◆ **YOUR TASK**:
Using the data below, determine the number of lines that include the string "title". Write only that number.

◆ **RECORDS TO USE**:
■ ■ ■ ■ ■ ■ ■

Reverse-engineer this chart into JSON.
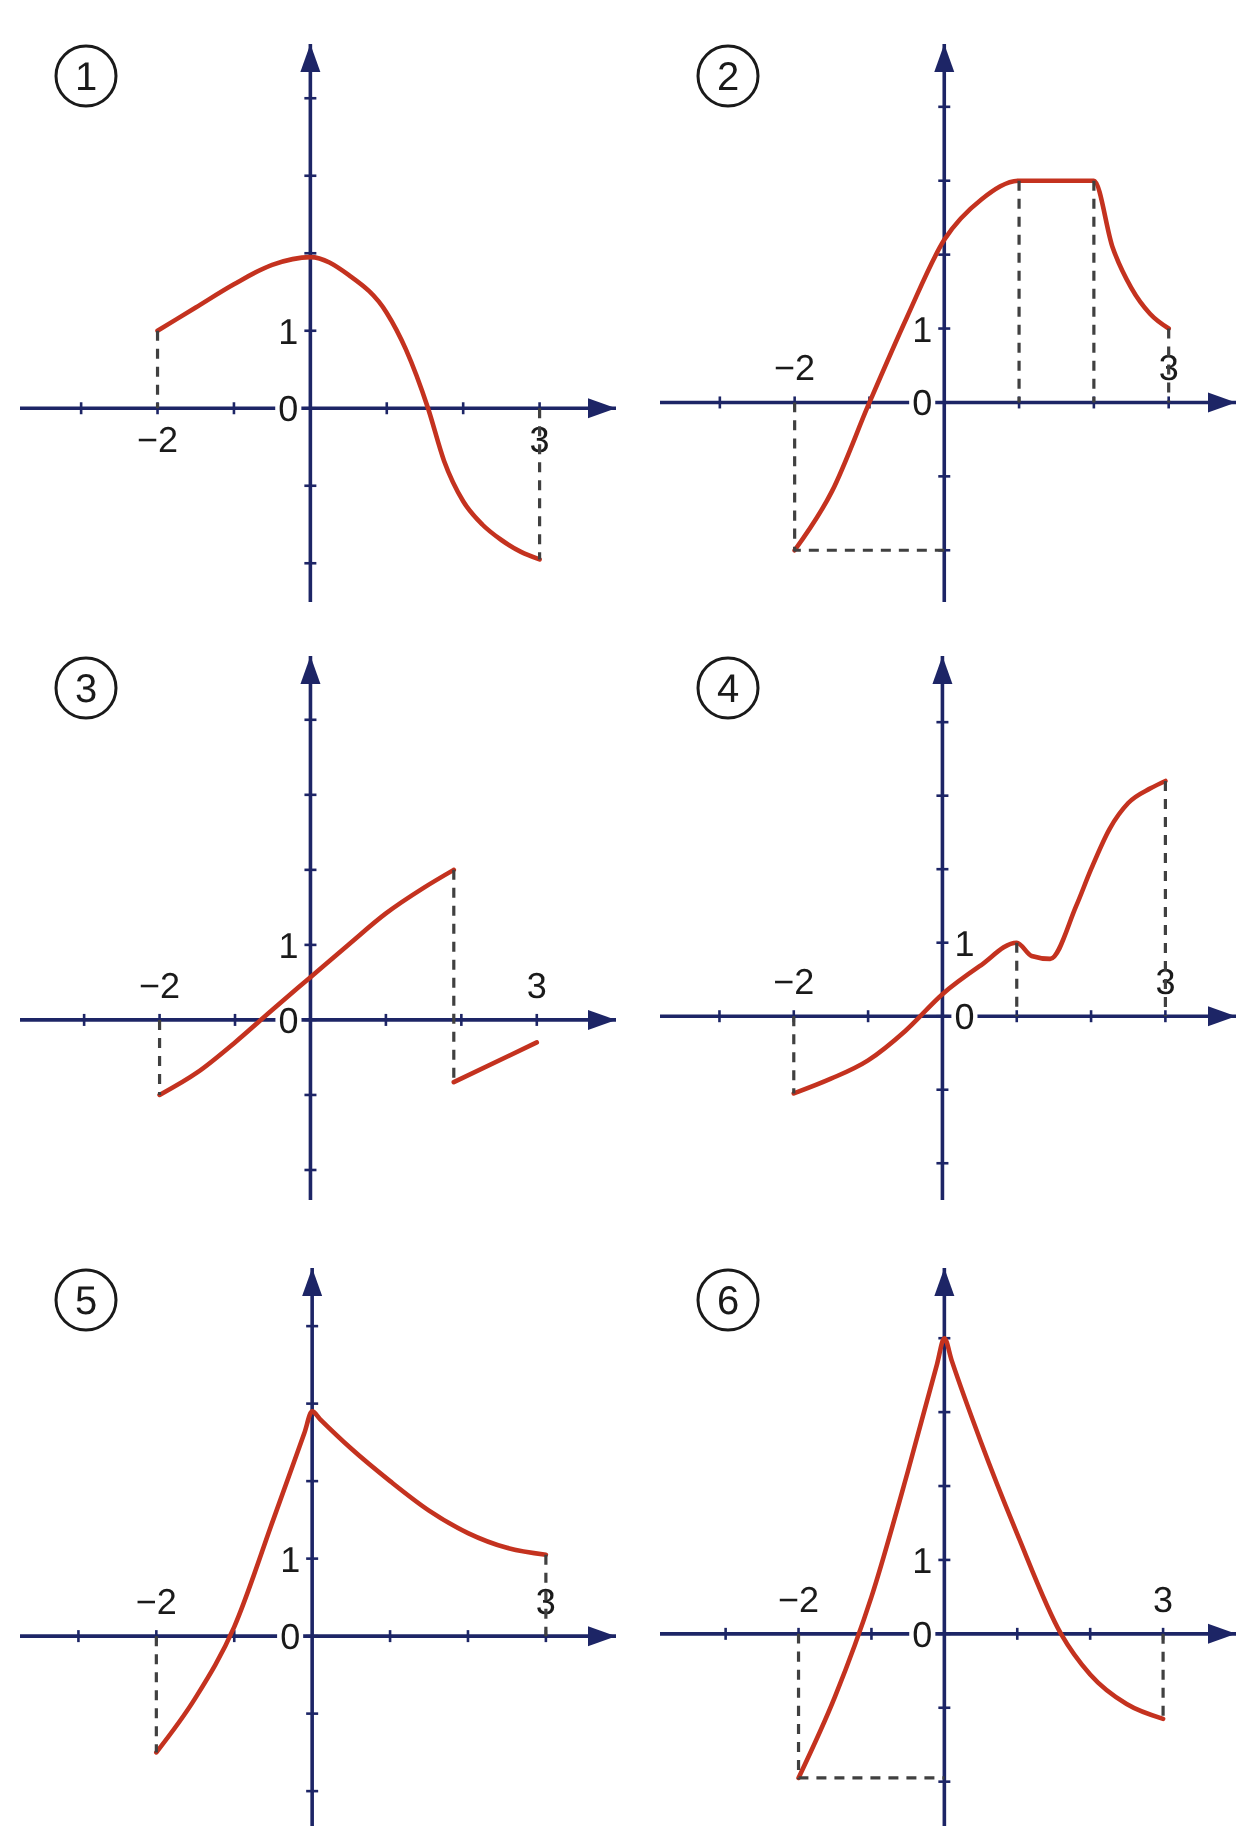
{
  "chart_data": [
    {
      "type": "line",
      "title": "1",
      "xlim": [
        -3.8,
        4
      ],
      "ylim": [
        -2.5,
        4.7
      ],
      "xticks": [
        {
          "value": -3,
          "label": null
        },
        {
          "value": -2,
          "label": "−2"
        },
        {
          "value": -1,
          "label": null
        },
        {
          "value": 1,
          "label": null
        },
        {
          "value": 2,
          "label": null
        },
        {
          "value": 3,
          "label": "3"
        }
      ],
      "yticks": [
        {
          "value": -2,
          "label": null
        },
        {
          "value": -1,
          "label": null
        },
        {
          "value": 0,
          "label": "0"
        },
        {
          "value": 1,
          "label": "1"
        },
        {
          "value": 2,
          "label": null
        },
        {
          "value": 3,
          "label": null
        },
        {
          "value": 4,
          "label": null
        }
      ],
      "series": [
        {
          "color": "#c4321f",
          "x": [
            -2,
            -1.5,
            -1,
            -0.5,
            0,
            0.5,
            1,
            1.25,
            1.54,
            1.75,
            2,
            2.25,
            2.5,
            2.75,
            3
          ],
          "values": [
            1,
            1.3,
            1.6,
            1.85,
            1.95,
            1.72,
            1.23,
            0.76,
            0,
            -0.68,
            -1.2,
            -1.5,
            -1.7,
            -1.85,
            -1.95
          ]
        },
        {
          "color": "#404040",
          "line_style": "dashed",
          "x": [
            -2,
            -2
          ],
          "values": [
            1,
            0
          ]
        },
        {
          "color": "#404040",
          "line_style": "dashed",
          "x": [
            3,
            3
          ],
          "values": [
            0,
            -1.95
          ]
        }
      ]
    },
    {
      "type": "line",
      "title": "2",
      "xlim": [
        -3.8,
        3.9
      ],
      "ylim": [
        -2.7,
        4.85
      ],
      "xticks": [
        {
          "value": -3,
          "label": null
        },
        {
          "value": -2,
          "label": "−2"
        },
        {
          "value": -1,
          "label": null
        },
        {
          "value": 1,
          "label": null
        },
        {
          "value": 2,
          "label": null
        },
        {
          "value": 3,
          "label": "3"
        }
      ],
      "yticks": [
        {
          "value": -2,
          "label": null
        },
        {
          "value": -1,
          "label": null
        },
        {
          "value": 0,
          "label": "0"
        },
        {
          "value": 1,
          "label": "1"
        },
        {
          "value": 2,
          "label": null
        },
        {
          "value": 3,
          "label": null
        },
        {
          "value": 4,
          "label": null
        }
      ],
      "series": [
        {
          "color": "#c4321f",
          "x": [
            -2,
            -1.5,
            -1,
            -0.5,
            0,
            0.5,
            1,
            2,
            2.25,
            2.5,
            2.75,
            3
          ],
          "values": [
            -2,
            -1.2,
            0,
            1.15,
            2.2,
            2.75,
            3,
            3,
            2.1,
            1.55,
            1.2,
            1
          ]
        },
        {
          "color": "#404040",
          "line_style": "dashed",
          "x": [
            -2,
            -2,
            0
          ],
          "values": [
            0,
            -2,
            -2
          ]
        },
        {
          "color": "#404040",
          "line_style": "dashed",
          "x": [
            1,
            1
          ],
          "values": [
            3,
            0
          ]
        },
        {
          "color": "#404040",
          "line_style": "dashed",
          "x": [
            2,
            2
          ],
          "values": [
            3,
            0
          ]
        },
        {
          "color": "#404040",
          "line_style": "dashed",
          "x": [
            3,
            3
          ],
          "values": [
            1,
            0
          ]
        }
      ]
    },
    {
      "type": "line",
      "title": "3",
      "xlim": [
        -3.85,
        4.05
      ],
      "ylim": [
        -2.4,
        4.85
      ],
      "xticks": [
        {
          "value": -3,
          "label": null
        },
        {
          "value": -2,
          "label": "−2"
        },
        {
          "value": -1,
          "label": null
        },
        {
          "value": 1,
          "label": null
        },
        {
          "value": 2,
          "label": null
        },
        {
          "value": 3,
          "label": "3"
        }
      ],
      "yticks": [
        {
          "value": -2,
          "label": null
        },
        {
          "value": -1,
          "label": null
        },
        {
          "value": 0,
          "label": "0"
        },
        {
          "value": 1,
          "label": "1"
        },
        {
          "value": 2,
          "label": null
        },
        {
          "value": 3,
          "label": null
        },
        {
          "value": 4,
          "label": null
        }
      ],
      "series": [
        {
          "color": "#c4321f",
          "x": [
            -2,
            -1.5,
            -1,
            -0.5,
            0,
            0.5,
            1,
            1.5,
            1.9
          ],
          "values": [
            -1,
            -0.7,
            -0.3,
            0.14,
            0.57,
            1,
            1.42,
            1.76,
            2
          ]
        },
        {
          "color": "#c4321f",
          "x": [
            1.9,
            3
          ],
          "values": [
            -0.83,
            -0.3
          ]
        },
        {
          "color": "#404040",
          "line_style": "dashed",
          "x": [
            -2,
            -2
          ],
          "values": [
            0,
            -1
          ]
        },
        {
          "color": "#404040",
          "line_style": "dashed",
          "x": [
            1.9,
            1.9
          ],
          "values": [
            2,
            -0.83
          ]
        }
      ]
    },
    {
      "type": "line",
      "title": "4",
      "xlim": [
        -3.8,
        3.95
      ],
      "ylim": [
        -2.5,
        4.9
      ],
      "xticks": [
        {
          "value": -3,
          "label": null
        },
        {
          "value": -2,
          "label": "−2"
        },
        {
          "value": -1,
          "label": null
        },
        {
          "value": 1,
          "label": null
        },
        {
          "value": 2,
          "label": null
        },
        {
          "value": 3,
          "label": "3"
        }
      ],
      "yticks": [
        {
          "value": -2,
          "label": null
        },
        {
          "value": -1,
          "label": null
        },
        {
          "value": 0,
          "label": "0"
        },
        {
          "value": 1,
          "label": "1"
        },
        {
          "value": 2,
          "label": null
        },
        {
          "value": 3,
          "label": null
        },
        {
          "value": 4,
          "label": null
        }
      ],
      "series": [
        {
          "color": "#c4321f",
          "x": [
            -2,
            -1.5,
            -1,
            -0.5,
            0,
            0.5,
            1,
            1.2,
            1.45,
            1.8,
            2,
            2.25,
            2.5,
            2.8,
            3
          ],
          "values": [
            -1.05,
            -0.85,
            -0.6,
            -0.2,
            0.3,
            0.68,
            1,
            0.82,
            0.78,
            1.5,
            2,
            2.55,
            2.9,
            3.1,
            3.2
          ]
        },
        {
          "color": "#404040",
          "line_style": "dashed",
          "x": [
            -2,
            -2
          ],
          "values": [
            0,
            -1.05
          ]
        },
        {
          "color": "#404040",
          "line_style": "dashed",
          "x": [
            1,
            1
          ],
          "values": [
            1,
            0
          ]
        },
        {
          "color": "#404040",
          "line_style": "dashed",
          "x": [
            3,
            3
          ],
          "values": [
            3.2,
            0
          ]
        }
      ]
    },
    {
      "type": "line",
      "title": "5",
      "xlim": [
        -3.75,
        3.9
      ],
      "ylim": [
        -2.45,
        4.75
      ],
      "xticks": [
        {
          "value": -3,
          "label": null
        },
        {
          "value": -2,
          "label": "−2"
        },
        {
          "value": -1,
          "label": null
        },
        {
          "value": 1,
          "label": null
        },
        {
          "value": 2,
          "label": null
        },
        {
          "value": 3,
          "label": "3"
        }
      ],
      "yticks": [
        {
          "value": -2,
          "label": null
        },
        {
          "value": -1,
          "label": null
        },
        {
          "value": 0,
          "label": "0"
        },
        {
          "value": 1,
          "label": "1"
        },
        {
          "value": 2,
          "label": null
        },
        {
          "value": 3,
          "label": null
        },
        {
          "value": 4,
          "label": null
        }
      ],
      "series": [
        {
          "color": "#c4321f",
          "x": [
            -2,
            -1.5,
            -1,
            -0.5,
            -0.1,
            0,
            0.1,
            0.5,
            1,
            1.5,
            2,
            2.5,
            3
          ],
          "values": [
            -1.5,
            -0.8,
            0.12,
            1.5,
            2.62,
            2.9,
            2.8,
            2.42,
            2,
            1.62,
            1.33,
            1.14,
            1.05
          ]
        },
        {
          "color": "#404040",
          "line_style": "dashed",
          "x": [
            -2,
            -2
          ],
          "values": [
            0,
            -1.5
          ]
        },
        {
          "color": "#404040",
          "line_style": "dashed",
          "x": [
            3,
            3
          ],
          "values": [
            1.05,
            0
          ]
        }
      ]
    },
    {
      "type": "line",
      "title": "6",
      "xlim": [
        -3.9,
        4
      ],
      "ylim": [
        -2.6,
        4.95
      ],
      "xticks": [
        {
          "value": -3,
          "label": null
        },
        {
          "value": -2,
          "label": "−2"
        },
        {
          "value": -1,
          "label": null
        },
        {
          "value": 1,
          "label": null
        },
        {
          "value": 2,
          "label": null
        },
        {
          "value": 3,
          "label": "3"
        }
      ],
      "yticks": [
        {
          "value": -2,
          "label": null
        },
        {
          "value": -1,
          "label": null
        },
        {
          "value": 0,
          "label": "0"
        },
        {
          "value": 1,
          "label": "1"
        },
        {
          "value": 2,
          "label": null
        },
        {
          "value": 3,
          "label": null
        },
        {
          "value": 4,
          "label": null
        }
      ],
      "series": [
        {
          "color": "#c4321f",
          "x": [
            -2,
            -1.5,
            -1,
            -0.5,
            -0.1,
            0,
            0.1,
            0.5,
            1,
            1.6,
            2,
            2.5,
            3
          ],
          "values": [
            -1.95,
            -0.85,
            0.5,
            2.2,
            3.65,
            4,
            3.7,
            2.6,
            1.35,
            0,
            -0.55,
            -0.95,
            -1.15
          ]
        },
        {
          "color": "#404040",
          "line_style": "dashed",
          "x": [
            -2,
            -2,
            0
          ],
          "values": [
            0,
            -1.95,
            -1.95
          ]
        },
        {
          "color": "#404040",
          "line_style": "dashed",
          "x": [
            3,
            3
          ],
          "values": [
            0,
            -1.15
          ]
        }
      ]
    }
  ]
}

■ ■ ■ ■ ■ ■ ■

◆ **ANSWER FOR THE TASK**:
6